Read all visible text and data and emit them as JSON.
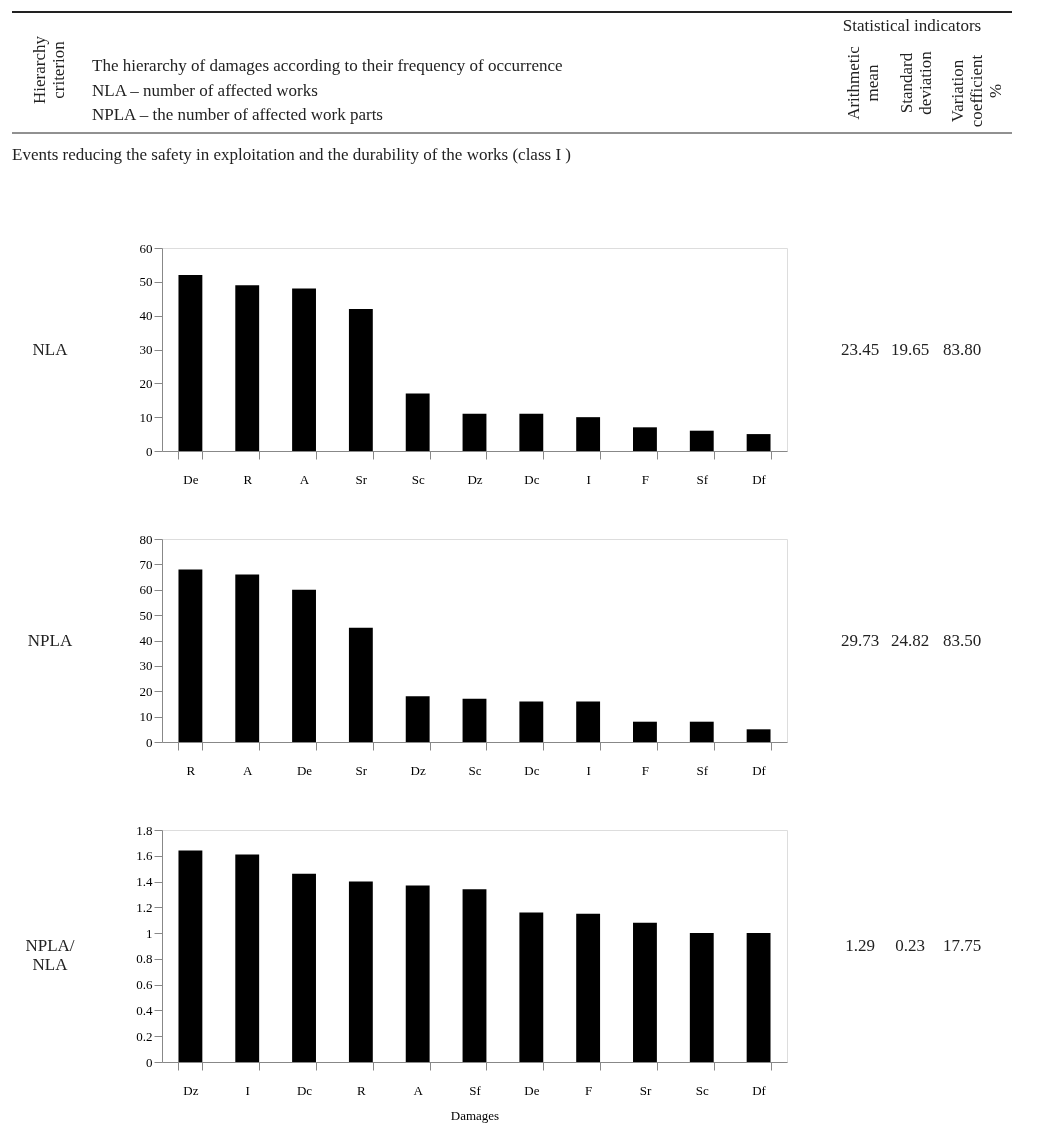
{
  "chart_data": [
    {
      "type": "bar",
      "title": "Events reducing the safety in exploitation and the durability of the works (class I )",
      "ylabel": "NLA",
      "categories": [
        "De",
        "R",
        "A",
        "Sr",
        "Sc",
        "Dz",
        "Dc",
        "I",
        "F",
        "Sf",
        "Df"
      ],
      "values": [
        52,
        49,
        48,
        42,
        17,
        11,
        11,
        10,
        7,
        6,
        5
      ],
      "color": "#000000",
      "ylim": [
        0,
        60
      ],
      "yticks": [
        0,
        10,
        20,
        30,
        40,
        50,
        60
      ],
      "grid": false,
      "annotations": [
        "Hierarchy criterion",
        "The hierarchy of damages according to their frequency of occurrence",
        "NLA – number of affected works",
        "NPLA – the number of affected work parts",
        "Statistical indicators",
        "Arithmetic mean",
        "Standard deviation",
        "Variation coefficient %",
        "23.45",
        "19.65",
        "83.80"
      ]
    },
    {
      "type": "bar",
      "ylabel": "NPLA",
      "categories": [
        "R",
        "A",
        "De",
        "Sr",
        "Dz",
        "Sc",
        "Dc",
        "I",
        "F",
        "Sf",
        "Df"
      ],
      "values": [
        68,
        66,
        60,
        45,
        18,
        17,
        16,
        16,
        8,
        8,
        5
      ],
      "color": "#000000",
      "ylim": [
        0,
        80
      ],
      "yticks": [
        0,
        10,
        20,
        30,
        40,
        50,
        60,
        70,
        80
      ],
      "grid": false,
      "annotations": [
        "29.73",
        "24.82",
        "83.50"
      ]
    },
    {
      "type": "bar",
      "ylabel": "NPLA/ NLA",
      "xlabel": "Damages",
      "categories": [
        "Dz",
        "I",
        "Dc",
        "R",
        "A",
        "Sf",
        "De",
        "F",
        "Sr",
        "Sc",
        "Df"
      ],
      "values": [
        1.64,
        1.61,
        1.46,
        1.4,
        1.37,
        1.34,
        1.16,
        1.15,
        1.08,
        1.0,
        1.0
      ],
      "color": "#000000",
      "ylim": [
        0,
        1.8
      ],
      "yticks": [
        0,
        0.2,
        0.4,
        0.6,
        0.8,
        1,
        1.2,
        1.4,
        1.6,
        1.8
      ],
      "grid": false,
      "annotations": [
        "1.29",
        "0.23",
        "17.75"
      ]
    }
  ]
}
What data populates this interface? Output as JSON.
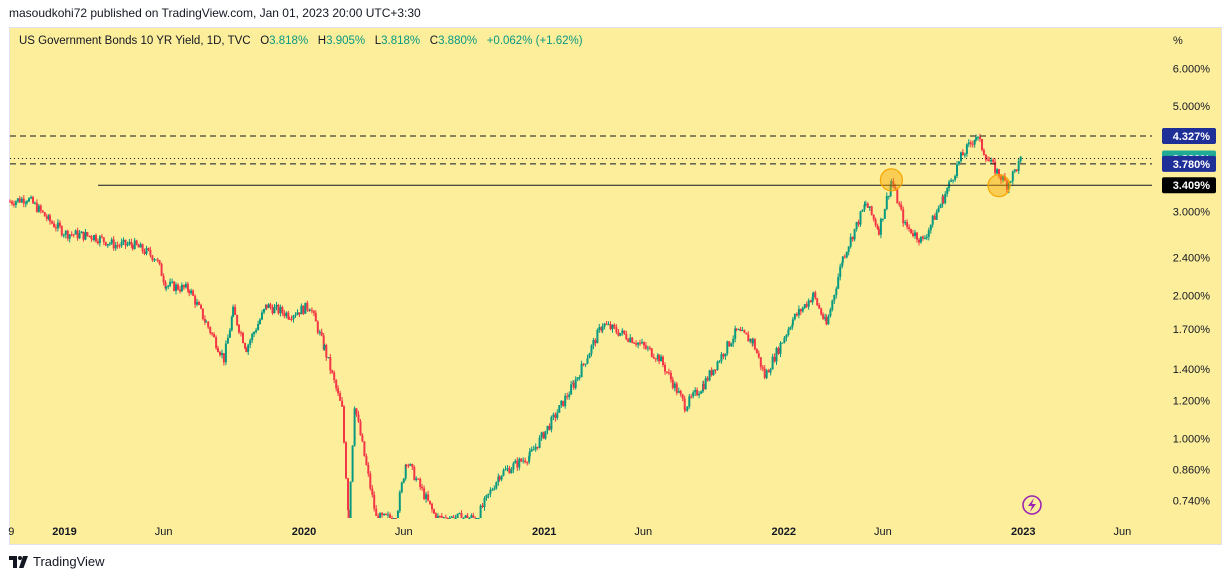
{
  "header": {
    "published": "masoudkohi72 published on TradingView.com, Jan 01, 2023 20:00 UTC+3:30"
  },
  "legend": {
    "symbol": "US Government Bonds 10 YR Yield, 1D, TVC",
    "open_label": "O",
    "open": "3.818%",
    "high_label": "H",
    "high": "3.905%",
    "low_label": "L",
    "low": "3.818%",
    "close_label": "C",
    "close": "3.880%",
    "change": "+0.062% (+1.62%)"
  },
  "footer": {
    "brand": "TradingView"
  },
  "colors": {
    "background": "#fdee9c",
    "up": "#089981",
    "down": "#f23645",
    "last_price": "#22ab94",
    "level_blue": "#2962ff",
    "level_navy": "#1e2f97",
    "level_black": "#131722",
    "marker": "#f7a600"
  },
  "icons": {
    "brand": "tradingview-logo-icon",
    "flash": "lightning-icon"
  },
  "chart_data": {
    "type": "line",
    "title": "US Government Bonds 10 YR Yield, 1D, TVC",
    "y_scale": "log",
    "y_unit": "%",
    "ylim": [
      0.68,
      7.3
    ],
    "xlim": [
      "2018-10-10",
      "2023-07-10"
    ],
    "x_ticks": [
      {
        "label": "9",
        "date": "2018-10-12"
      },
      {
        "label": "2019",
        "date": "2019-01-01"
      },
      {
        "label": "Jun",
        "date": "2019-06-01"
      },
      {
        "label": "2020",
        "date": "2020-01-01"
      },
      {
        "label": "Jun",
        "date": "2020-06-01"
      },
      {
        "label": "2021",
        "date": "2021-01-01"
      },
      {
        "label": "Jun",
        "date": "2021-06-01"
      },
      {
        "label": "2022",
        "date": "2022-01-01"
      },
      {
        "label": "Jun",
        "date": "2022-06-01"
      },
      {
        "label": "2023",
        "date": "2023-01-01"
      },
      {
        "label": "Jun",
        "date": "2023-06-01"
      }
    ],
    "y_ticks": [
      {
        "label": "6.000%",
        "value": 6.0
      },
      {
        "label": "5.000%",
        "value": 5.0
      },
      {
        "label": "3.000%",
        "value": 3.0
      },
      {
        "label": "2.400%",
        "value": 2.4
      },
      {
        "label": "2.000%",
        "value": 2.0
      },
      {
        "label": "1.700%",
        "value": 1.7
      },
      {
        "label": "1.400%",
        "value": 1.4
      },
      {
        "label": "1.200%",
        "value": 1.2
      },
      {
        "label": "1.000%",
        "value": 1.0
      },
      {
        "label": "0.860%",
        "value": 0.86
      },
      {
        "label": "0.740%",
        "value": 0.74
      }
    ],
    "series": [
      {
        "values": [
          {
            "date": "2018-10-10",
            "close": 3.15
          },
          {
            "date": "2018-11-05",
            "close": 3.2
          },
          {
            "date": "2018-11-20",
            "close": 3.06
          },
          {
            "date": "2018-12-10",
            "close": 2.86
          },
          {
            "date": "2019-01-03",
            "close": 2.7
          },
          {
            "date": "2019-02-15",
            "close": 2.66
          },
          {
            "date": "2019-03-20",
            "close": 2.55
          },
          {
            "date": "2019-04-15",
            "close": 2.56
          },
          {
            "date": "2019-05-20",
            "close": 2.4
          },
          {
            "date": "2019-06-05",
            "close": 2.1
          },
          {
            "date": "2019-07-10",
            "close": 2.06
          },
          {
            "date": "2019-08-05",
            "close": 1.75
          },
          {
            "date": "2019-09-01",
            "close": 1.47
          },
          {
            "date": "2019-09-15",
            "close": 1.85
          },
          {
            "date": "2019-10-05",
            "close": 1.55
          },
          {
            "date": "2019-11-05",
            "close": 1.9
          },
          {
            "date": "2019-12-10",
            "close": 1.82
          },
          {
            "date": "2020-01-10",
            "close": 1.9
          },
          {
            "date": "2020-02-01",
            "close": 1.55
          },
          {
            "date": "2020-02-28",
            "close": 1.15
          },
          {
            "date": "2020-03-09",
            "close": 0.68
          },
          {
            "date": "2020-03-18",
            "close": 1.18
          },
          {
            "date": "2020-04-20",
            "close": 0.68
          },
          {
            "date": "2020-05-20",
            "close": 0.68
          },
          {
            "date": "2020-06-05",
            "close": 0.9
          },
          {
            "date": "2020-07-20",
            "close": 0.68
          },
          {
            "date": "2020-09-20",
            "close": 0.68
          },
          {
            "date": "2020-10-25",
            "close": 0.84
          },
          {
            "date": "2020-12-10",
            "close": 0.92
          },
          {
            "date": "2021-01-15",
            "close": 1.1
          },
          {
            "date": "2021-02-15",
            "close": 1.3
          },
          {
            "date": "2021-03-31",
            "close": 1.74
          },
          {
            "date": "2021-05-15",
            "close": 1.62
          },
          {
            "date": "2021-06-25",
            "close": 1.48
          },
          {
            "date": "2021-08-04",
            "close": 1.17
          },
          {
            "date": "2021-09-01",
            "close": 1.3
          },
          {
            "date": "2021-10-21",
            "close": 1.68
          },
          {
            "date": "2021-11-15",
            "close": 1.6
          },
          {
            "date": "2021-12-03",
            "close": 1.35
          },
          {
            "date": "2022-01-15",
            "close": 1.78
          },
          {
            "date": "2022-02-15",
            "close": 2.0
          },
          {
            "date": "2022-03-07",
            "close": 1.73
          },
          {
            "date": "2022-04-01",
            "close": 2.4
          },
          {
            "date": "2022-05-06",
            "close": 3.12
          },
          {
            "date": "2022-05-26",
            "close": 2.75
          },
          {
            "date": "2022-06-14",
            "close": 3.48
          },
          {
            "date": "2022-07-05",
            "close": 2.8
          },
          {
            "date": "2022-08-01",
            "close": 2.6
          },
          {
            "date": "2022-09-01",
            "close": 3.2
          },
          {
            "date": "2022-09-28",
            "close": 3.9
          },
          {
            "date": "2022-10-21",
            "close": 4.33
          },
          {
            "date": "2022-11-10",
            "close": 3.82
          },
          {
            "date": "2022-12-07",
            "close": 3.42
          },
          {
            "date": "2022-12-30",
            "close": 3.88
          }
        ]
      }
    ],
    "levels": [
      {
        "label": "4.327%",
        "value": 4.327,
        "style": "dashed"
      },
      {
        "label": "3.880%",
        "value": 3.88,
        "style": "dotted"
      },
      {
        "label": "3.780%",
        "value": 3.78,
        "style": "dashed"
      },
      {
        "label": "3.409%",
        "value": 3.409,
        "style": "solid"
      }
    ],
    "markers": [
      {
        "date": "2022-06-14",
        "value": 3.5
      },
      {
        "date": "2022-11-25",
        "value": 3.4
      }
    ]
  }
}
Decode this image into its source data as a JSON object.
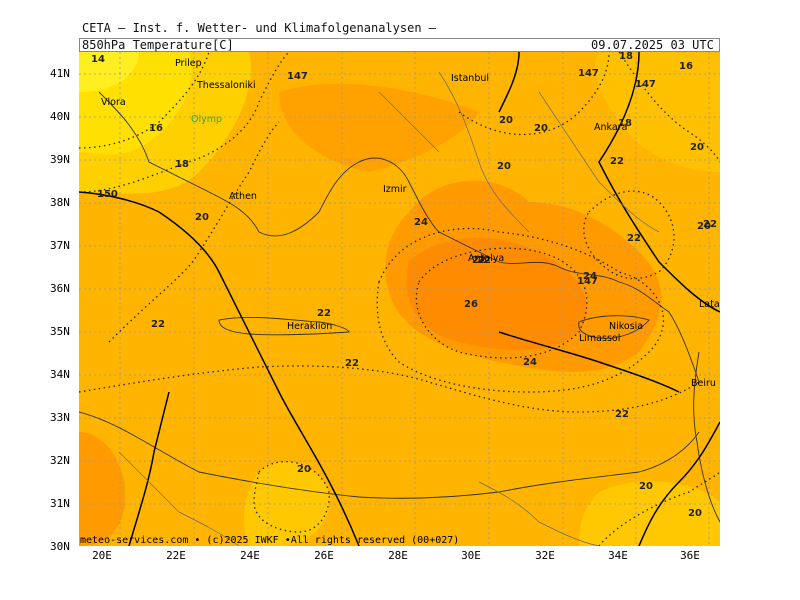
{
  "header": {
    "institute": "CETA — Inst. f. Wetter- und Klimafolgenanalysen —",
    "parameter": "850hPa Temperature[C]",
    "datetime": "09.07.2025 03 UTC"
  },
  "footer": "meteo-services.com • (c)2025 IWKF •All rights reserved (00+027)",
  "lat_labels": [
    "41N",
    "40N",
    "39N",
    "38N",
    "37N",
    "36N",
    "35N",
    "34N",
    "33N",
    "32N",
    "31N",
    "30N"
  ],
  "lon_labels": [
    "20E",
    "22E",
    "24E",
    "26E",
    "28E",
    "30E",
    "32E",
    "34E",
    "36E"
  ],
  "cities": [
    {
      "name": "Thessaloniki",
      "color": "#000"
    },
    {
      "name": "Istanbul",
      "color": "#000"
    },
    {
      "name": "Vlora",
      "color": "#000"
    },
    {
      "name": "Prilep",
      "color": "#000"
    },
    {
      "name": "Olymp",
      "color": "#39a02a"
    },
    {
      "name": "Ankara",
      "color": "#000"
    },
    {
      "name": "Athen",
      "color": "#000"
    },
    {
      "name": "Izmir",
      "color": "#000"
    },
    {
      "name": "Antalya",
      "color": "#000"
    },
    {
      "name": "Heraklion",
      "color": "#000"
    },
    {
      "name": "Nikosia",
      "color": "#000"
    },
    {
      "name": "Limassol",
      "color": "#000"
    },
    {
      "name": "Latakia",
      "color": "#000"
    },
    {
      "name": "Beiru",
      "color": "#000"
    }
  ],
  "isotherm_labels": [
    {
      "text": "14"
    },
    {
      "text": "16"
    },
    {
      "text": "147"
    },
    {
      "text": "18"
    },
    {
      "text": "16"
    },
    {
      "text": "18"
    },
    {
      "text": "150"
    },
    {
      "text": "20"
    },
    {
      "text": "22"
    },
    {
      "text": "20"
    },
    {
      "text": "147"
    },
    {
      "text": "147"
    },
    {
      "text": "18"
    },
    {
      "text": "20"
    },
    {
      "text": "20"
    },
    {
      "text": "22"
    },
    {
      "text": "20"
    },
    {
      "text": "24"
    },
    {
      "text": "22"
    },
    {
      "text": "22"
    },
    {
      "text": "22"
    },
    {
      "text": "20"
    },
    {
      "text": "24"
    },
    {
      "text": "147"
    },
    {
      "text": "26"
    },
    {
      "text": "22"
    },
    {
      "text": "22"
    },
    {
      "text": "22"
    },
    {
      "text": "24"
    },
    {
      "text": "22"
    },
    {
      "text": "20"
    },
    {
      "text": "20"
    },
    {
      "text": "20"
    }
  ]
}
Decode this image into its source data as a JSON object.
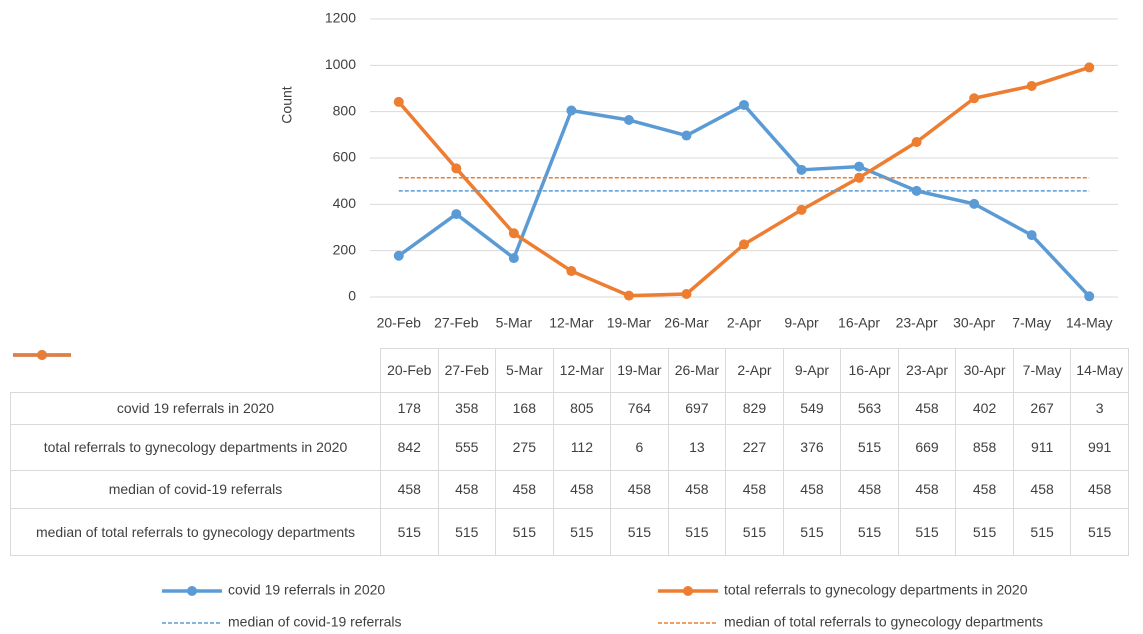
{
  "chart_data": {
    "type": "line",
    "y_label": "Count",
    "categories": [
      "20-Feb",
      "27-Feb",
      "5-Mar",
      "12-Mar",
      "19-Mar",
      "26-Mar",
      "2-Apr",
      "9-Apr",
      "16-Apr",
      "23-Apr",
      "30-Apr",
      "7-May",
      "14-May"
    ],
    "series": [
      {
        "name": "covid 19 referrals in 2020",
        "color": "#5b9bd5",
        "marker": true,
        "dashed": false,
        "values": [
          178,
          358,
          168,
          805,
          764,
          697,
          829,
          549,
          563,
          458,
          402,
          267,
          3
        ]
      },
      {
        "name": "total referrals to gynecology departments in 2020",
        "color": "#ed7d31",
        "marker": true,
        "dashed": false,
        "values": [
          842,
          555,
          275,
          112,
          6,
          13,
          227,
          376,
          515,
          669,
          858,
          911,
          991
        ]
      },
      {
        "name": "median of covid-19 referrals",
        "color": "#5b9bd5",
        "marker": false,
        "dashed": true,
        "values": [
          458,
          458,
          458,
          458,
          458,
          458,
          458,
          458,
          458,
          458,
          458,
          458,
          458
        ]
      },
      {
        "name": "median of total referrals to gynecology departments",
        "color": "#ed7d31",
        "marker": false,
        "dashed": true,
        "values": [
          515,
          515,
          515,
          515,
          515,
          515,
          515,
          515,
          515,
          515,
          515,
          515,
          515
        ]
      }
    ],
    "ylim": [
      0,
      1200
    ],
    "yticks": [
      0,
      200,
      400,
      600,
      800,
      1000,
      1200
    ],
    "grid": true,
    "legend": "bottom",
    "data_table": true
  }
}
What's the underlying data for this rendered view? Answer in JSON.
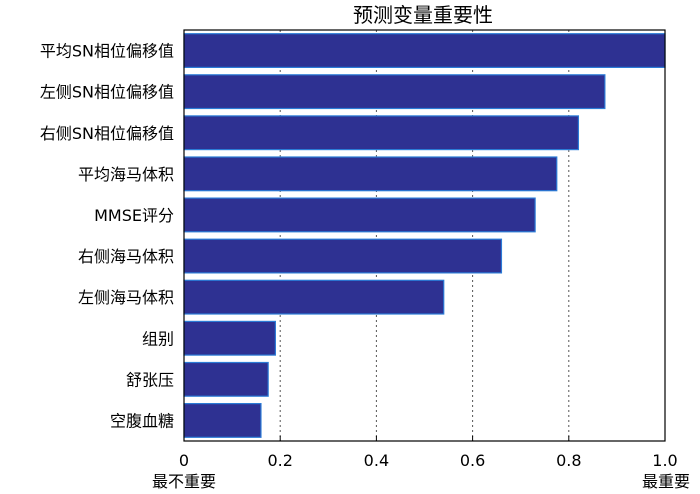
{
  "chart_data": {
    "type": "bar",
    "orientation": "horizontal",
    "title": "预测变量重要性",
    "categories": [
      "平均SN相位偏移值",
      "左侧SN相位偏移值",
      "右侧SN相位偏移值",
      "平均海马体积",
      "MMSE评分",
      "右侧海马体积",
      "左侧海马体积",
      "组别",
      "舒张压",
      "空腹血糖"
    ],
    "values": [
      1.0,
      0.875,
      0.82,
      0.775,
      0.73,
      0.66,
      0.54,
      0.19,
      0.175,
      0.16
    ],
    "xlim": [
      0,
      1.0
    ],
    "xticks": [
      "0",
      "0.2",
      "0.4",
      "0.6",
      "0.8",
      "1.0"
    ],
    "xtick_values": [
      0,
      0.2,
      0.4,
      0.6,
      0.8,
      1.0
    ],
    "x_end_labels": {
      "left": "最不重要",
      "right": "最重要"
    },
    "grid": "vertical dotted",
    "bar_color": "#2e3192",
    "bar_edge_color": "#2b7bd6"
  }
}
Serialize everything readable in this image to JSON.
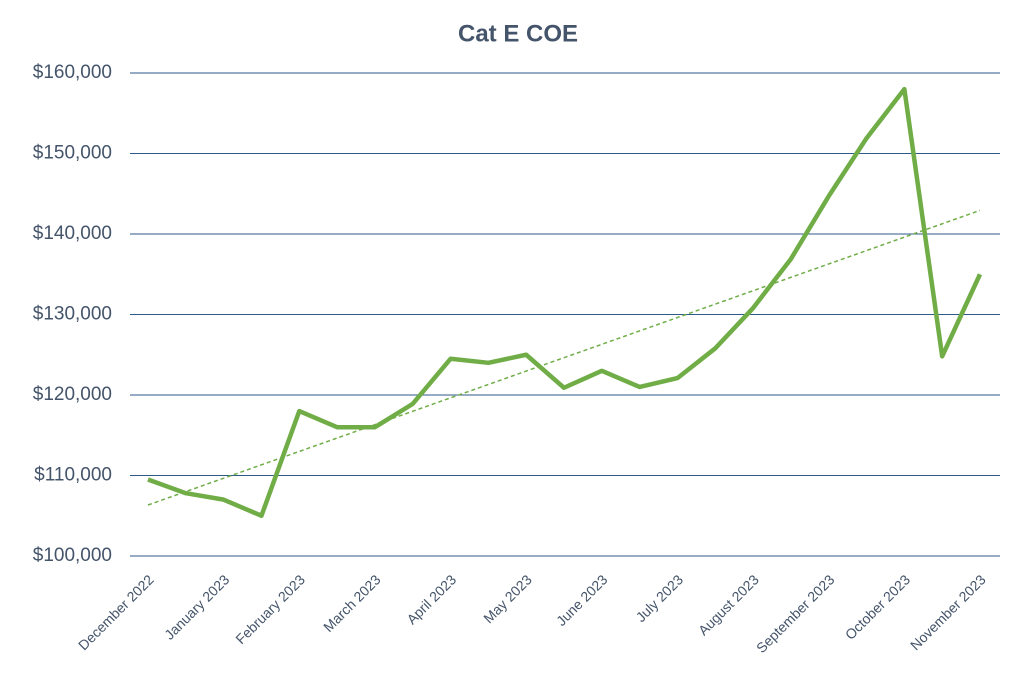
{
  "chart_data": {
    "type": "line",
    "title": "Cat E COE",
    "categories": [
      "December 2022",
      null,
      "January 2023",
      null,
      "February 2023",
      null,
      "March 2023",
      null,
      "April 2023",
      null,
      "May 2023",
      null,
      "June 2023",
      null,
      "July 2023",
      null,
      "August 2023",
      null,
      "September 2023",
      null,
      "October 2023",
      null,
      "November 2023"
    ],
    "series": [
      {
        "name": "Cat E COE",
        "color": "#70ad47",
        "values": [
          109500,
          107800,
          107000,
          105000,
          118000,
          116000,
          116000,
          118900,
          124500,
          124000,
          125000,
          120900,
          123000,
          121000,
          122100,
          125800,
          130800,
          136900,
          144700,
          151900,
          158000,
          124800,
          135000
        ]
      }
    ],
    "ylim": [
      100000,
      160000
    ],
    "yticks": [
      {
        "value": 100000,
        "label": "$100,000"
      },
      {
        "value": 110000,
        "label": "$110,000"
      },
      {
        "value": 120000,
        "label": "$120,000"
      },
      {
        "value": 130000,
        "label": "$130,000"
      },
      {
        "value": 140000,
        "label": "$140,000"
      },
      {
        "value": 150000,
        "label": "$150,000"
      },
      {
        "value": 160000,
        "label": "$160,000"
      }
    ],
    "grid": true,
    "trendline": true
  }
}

### REQUIRED TASK
Tally the lines in the listing that hold "Government" and report the number alone.

### EXPECTED ANSWER
2